# START OF RECORDS PROVIDED

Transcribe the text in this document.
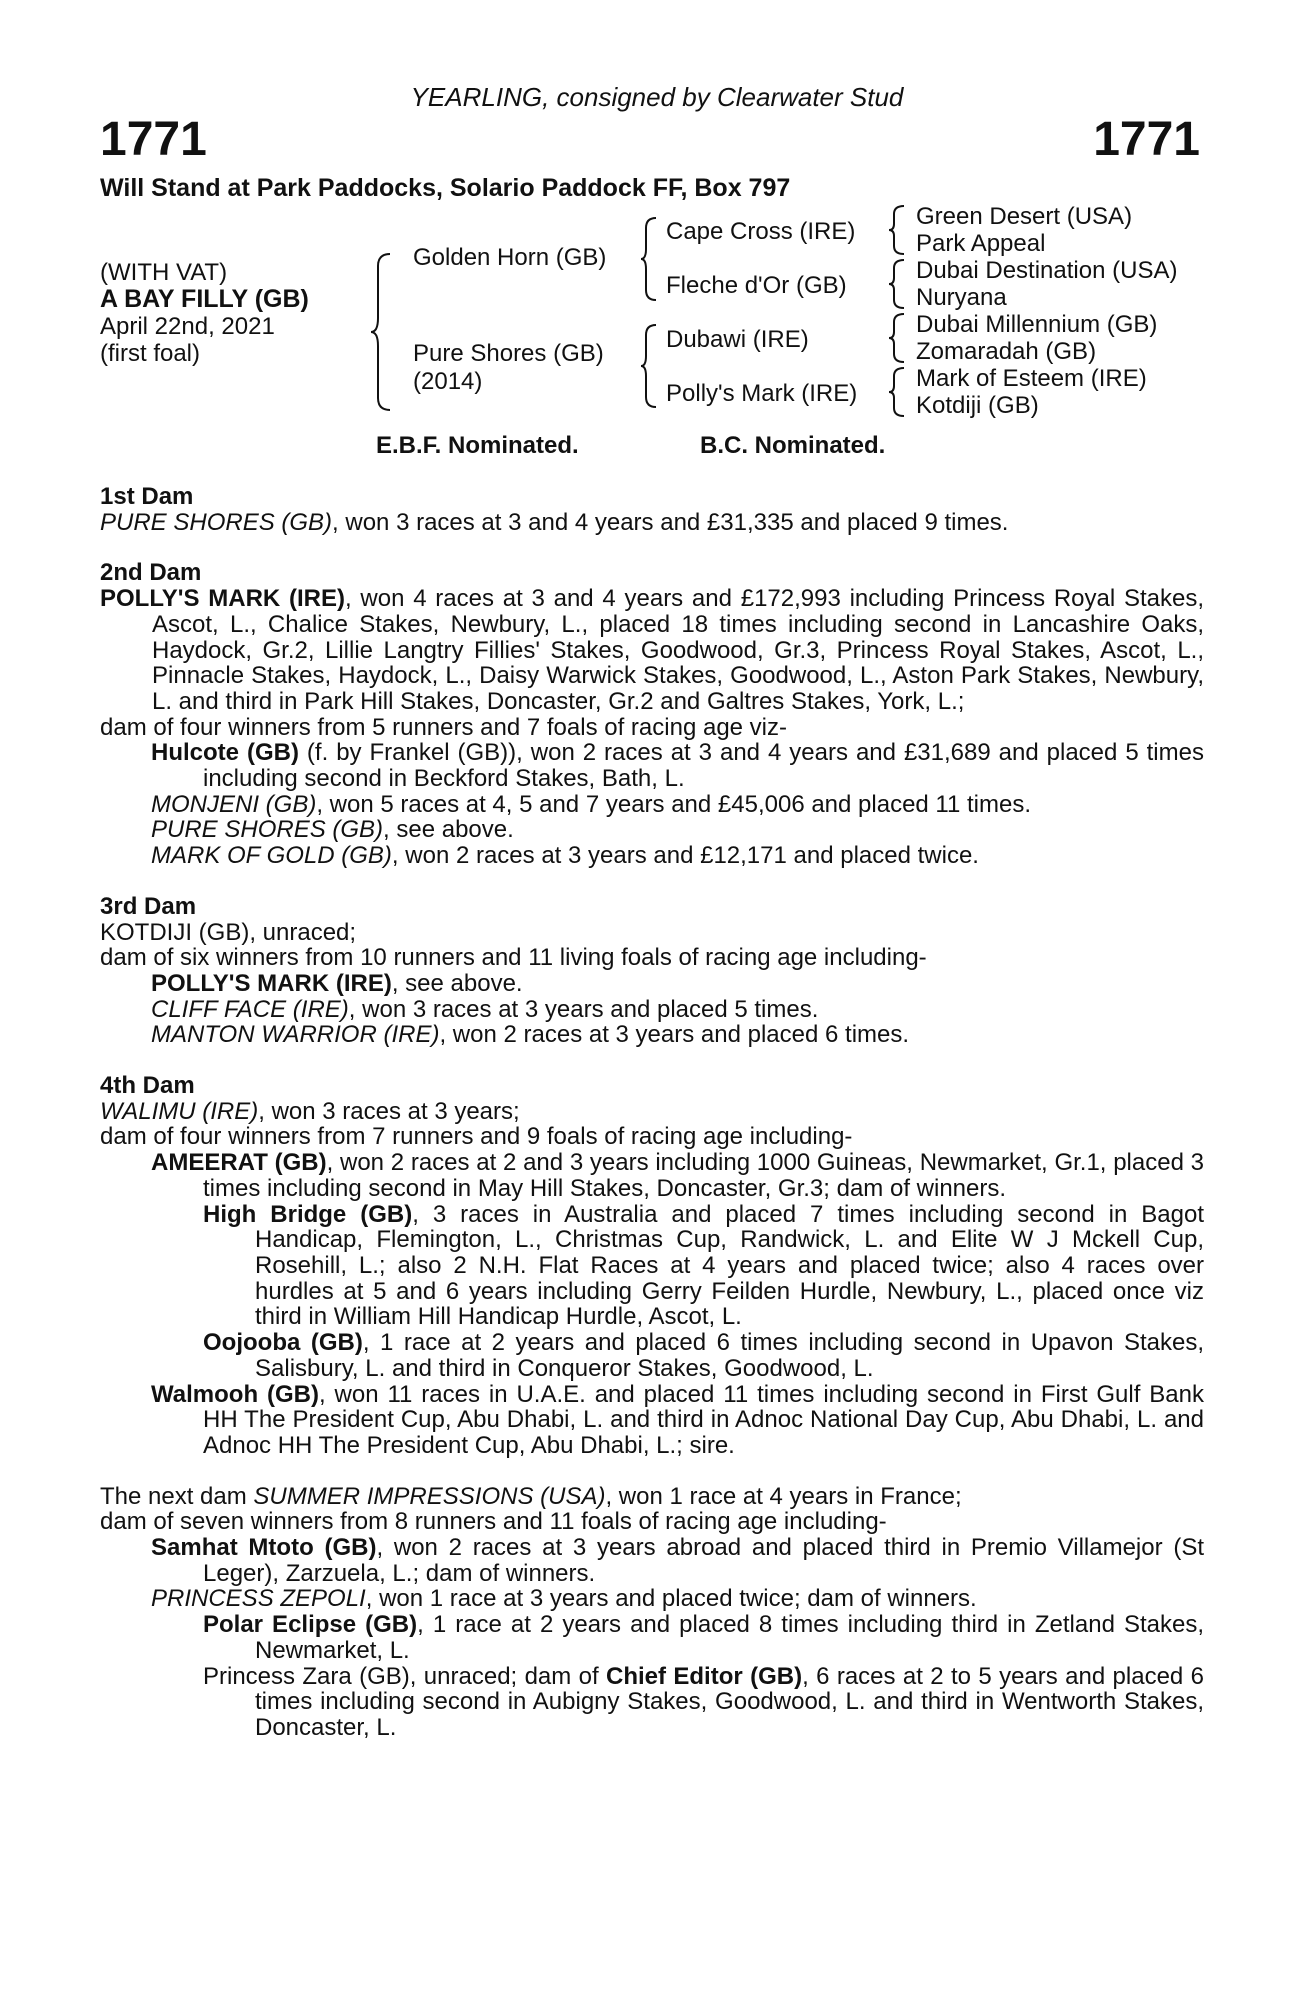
YEARLING, consigned by Clearwater Stud
1771	1771
Will Stand at Park Paddocks, Solario Paddock FF, Box 797
(WITH VAT)
A BAY FILLY (GB)
April 22nd, 2021
(first foal)
Golden Horn (GB)
Pure Shores (GB)
(2014)
Cape Cross (IRE)
Fleche d'Or (GB)
Dubawi (IRE)
Polly's Mark (IRE)
Green Desert (USA)
Park Appeal
Dubai Destination (USA)
Nuryana
Dubai Millennium (GB)
Zomaradah (GB)
Mark of Esteem (IRE)
Kotdiji (GB)
E.B.F. Nominated.	B.C. Nominated.
1st Dam
PURE SHORES (GB), won 3 races at 3 and 4 years and £31,335 and placed 9 times.
2nd Dam
POLLY'S MARK (IRE), won 4 races at 3 and 4 years and £172,993 including Princess Royal Stakes, Ascot, L., Chalice Stakes, Newbury, L., placed 18 times including second in Lancashire Oaks, Haydock, Gr.2, Lillie Langtry Fillies' Stakes, Goodwood, Gr.3, Princess Royal Stakes, Ascot, L., Pinnacle Stakes, Haydock, L., Daisy Warwick Stakes, Goodwood, L., Aston Park Stakes, Newbury, L. and third in Park Hill Stakes, Doncaster, Gr.2 and Galtres Stakes, York, L.;
dam of four winners from 5 runners and 7 foals of racing age viz-
Hulcote (GB) (f. by Frankel (GB)), won 2 races at 3 and 4 years and £31,689 and placed 5 times including second in Beckford Stakes, Bath, L.
MONJENI (GB), won 5 races at 4, 5 and 7 years and £45,006 and placed 11 times.
PURE SHORES (GB), see above.
MARK OF GOLD (GB), won 2 races at 3 years and £12,171 and placed twice.
3rd Dam
KOTDIJI (GB), unraced;
dam of six winners from 10 runners and 11 living foals of racing age including-
POLLY'S MARK (IRE), see above.
CLIFF FACE (IRE), won 3 races at 3 years and placed 5 times.
MANTON WARRIOR (IRE), won 2 races at 3 years and placed 6 times.
4th Dam
WALIMU (IRE), won 3 races at 3 years;
dam of four winners from 7 runners and 9 foals of racing age including-
AMEERAT (GB), won 2 races at 2 and 3 years including 1000 Guineas, Newmarket, Gr.1, placed 3 times including second in May Hill Stakes, Doncaster, Gr.3; dam of winners.
High Bridge (GB), 3 races in Australia and placed 7 times including second in Bagot Handicap, Flemington, L., Christmas Cup, Randwick, L. and Elite W J Mckell Cup, Rosehill, L.; also 2 N.H. Flat Races at 4 years and placed twice; also 4 races over hurdles at 5 and 6 years including Gerry Feilden Hurdle, Newbury, L., placed once viz third in William Hill Handicap Hurdle, Ascot, L.
Oojooba (GB), 1 race at 2 years and placed 6 times including second in Upavon Stakes, Salisbury, L. and third in Conqueror Stakes, Goodwood, L.
Walmooh (GB), won 11 races in U.A.E. and placed 11 times including second in First Gulf Bank HH The President Cup, Abu Dhabi, L. and third in Adnoc National Day Cup, Abu Dhabi, L. and Adnoc HH The President Cup, Abu Dhabi, L.; sire.
The next dam SUMMER IMPRESSIONS (USA), won 1 race at 4 years in France;
dam of seven winners from 8 runners and 11 foals of racing age including-
Samhat Mtoto (GB), won 2 races at 3 years abroad and placed third in Premio Villamejor (St Leger), Zarzuela, L.; dam of winners.
PRINCESS ZEPOLI, won 1 race at 3 years and placed twice; dam of winners.
Polar Eclipse (GB), 1 race at 2 years and placed 8 times including third in Zetland Stakes, Newmarket, L.
Princess Zara (GB), unraced; dam of Chief Editor (GB), 6 races at 2 to 5 years and placed 6 times including second in Aubigny Stakes, Goodwood, L. and third in Wentworth Stakes, Doncaster, L.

# END OF RECORDS PROVIDED

■ YOUR GOAL ■
From the records given above, reproduce all text exactly and exclude each picture.

■ OUTPUT FOR THIS TASK ■
Transcribe the text in this document.
YEARLING, consigned by Clearwater Stud
1771	1771
Will Stand at Park Paddocks, Solario Paddock FF, Box 797
(WITH VAT)
A BAY FILLY (GB)
April 22nd, 2021
(first foal)
Golden Horn (GB)
Pure Shores (GB)
(2014)
Cape Cross (IRE)
Fleche d'Or (GB)
Dubawi (IRE)
Polly's Mark (IRE)
Green Desert (USA)
Park Appeal
Dubai Destination (USA)
Nuryana
Dubai Millennium (GB)
Zomaradah (GB)
Mark of Esteem (IRE)
Kotdiji (GB)
E.B.F. Nominated.	B.C. Nominated.
1st Dam
PURE SHORES (GB), won 3 races at 3 and 4 years and £31,335 and placed 9 times.
2nd Dam
POLLY'S MARK (IRE), won 4 races at 3 and 4 years and £172,993 including Princess Royal Stakes, Ascot, L., Chalice Stakes, Newbury, L., placed 18 times including second in Lancashire Oaks, Haydock, Gr.2, Lillie Langtry Fillies' Stakes, Goodwood, Gr.3, Princess Royal Stakes, Ascot, L., Pinnacle Stakes, Haydock, L., Daisy Warwick Stakes, Goodwood, L., Aston Park Stakes, Newbury, L. and third in Park Hill Stakes, Doncaster, Gr.2 and Galtres Stakes, York, L.;
dam of four winners from 5 runners and 7 foals of racing age viz-
Hulcote (GB) (f. by Frankel (GB)), won 2 races at 3 and 4 years and £31,689 and placed 5 times including second in Beckford Stakes, Bath, L.
MONJENI (GB), won 5 races at 4, 5 and 7 years and £45,006 and placed 11 times.
PURE SHORES (GB), see above.
MARK OF GOLD (GB), won 2 races at 3 years and £12,171 and placed twice.
3rd Dam
KOTDIJI (GB), unraced;
dam of six winners from 10 runners and 11 living foals of racing age including-
POLLY'S MARK (IRE), see above.
CLIFF FACE (IRE), won 3 races at 3 years and placed 5 times.
MANTON WARRIOR (IRE), won 2 races at 3 years and placed 6 times.
4th Dam
WALIMU (IRE), won 3 races at 3 years;
dam of four winners from 7 runners and 9 foals of racing age including-
AMEERAT (GB), won 2 races at 2 and 3 years including 1000 Guineas, Newmarket, Gr.1, placed 3 times including second in May Hill Stakes, Doncaster, Gr.3; dam of winners.
High Bridge (GB), 3 races in Australia and placed 7 times including second in Bagot Handicap, Flemington, L., Christmas Cup, Randwick, L. and Elite W J Mckell Cup, Rosehill, L.; also 2 N.H. Flat Races at 4 years and placed twice; also 4 races over hurdles at 5 and 6 years including Gerry Feilden Hurdle, Newbury, L., placed once viz third in William Hill Handicap Hurdle, Ascot, L.
Oojooba (GB), 1 race at 2 years and placed 6 times including second in Upavon Stakes, Salisbury, L. and third in Conqueror Stakes, Goodwood, L.
Walmooh (GB), won 11 races in U.A.E. and placed 11 times including second in First Gulf Bank HH The President Cup, Abu Dhabi, L. and third in Adnoc National Day Cup, Abu Dhabi, L. and Adnoc HH The President Cup, Abu Dhabi, L.; sire.
The next dam SUMMER IMPRESSIONS (USA), won 1 race at 4 years in France;
dam of seven winners from 8 runners and 11 foals of racing age including-
Samhat Mtoto (GB), won 2 races at 3 years abroad and placed third in Premio Villamejor (St Leger), Zarzuela, L.; dam of winners.
PRINCESS ZEPOLI, won 1 race at 3 years and placed twice; dam of winners.
Polar Eclipse (GB), 1 race at 2 years and placed 8 times including third in Zetland Stakes, Newmarket, L.
Princess Zara (GB), unraced; dam of Chief Editor (GB), 6 races at 2 to 5 years and placed 6 times including second in Aubigny Stakes, Goodwood, L. and third in Wentworth Stakes, Doncaster, L.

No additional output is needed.